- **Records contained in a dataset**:
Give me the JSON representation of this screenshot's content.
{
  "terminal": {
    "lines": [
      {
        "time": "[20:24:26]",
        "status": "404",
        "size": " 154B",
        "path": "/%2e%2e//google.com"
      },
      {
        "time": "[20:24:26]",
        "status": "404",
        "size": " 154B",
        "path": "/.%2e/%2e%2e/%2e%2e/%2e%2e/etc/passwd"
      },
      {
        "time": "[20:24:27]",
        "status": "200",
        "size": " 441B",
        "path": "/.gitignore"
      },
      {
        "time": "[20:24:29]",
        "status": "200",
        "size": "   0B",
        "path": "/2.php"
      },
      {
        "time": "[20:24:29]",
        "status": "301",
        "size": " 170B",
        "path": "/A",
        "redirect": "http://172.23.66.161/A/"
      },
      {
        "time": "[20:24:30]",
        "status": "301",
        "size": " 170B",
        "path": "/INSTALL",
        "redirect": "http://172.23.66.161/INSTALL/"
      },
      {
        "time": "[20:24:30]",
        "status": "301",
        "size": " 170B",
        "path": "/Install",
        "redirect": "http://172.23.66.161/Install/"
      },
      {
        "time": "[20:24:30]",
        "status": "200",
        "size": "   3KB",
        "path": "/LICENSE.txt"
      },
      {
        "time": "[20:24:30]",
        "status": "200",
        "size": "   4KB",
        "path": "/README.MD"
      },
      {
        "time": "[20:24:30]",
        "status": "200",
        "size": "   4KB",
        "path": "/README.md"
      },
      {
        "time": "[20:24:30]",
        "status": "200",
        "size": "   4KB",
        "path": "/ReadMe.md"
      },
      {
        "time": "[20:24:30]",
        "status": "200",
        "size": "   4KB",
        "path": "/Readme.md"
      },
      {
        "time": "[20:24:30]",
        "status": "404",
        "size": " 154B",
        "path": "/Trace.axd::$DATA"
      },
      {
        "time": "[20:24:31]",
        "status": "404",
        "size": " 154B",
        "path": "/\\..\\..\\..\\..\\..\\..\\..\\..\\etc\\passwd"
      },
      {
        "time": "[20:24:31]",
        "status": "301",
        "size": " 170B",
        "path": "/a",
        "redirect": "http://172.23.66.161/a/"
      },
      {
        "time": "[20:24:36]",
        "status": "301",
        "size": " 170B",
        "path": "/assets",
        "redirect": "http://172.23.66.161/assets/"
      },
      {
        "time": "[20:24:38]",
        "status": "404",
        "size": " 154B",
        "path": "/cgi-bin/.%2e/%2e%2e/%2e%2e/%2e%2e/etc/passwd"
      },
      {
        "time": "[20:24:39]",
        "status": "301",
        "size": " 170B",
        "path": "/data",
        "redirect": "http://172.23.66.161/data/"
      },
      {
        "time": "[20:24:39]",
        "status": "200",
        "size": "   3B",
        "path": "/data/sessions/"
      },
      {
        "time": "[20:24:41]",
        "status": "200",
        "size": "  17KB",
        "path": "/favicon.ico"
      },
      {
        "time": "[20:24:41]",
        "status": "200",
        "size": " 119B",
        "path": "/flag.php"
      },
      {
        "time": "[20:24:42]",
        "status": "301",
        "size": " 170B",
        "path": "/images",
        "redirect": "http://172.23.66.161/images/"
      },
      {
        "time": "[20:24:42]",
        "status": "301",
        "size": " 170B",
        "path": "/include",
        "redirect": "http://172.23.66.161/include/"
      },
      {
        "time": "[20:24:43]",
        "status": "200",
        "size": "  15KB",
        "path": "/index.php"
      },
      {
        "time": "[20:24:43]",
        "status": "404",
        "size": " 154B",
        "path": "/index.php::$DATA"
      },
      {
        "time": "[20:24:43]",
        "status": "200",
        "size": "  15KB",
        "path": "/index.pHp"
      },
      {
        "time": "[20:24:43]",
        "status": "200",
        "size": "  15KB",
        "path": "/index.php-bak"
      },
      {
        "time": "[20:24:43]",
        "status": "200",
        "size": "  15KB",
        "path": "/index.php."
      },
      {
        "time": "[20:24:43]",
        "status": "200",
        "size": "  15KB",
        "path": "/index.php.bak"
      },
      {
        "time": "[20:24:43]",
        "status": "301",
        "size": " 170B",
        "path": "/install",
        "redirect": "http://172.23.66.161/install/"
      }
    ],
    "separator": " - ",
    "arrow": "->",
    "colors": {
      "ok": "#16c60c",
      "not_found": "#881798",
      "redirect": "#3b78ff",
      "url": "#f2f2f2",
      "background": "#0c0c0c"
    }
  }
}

- **Exercise task**: Copy each line above that contains the string "assets".

- **The solution**:
        "path": "/assets",
        "redirect": "http://172.23.66.161/assets/"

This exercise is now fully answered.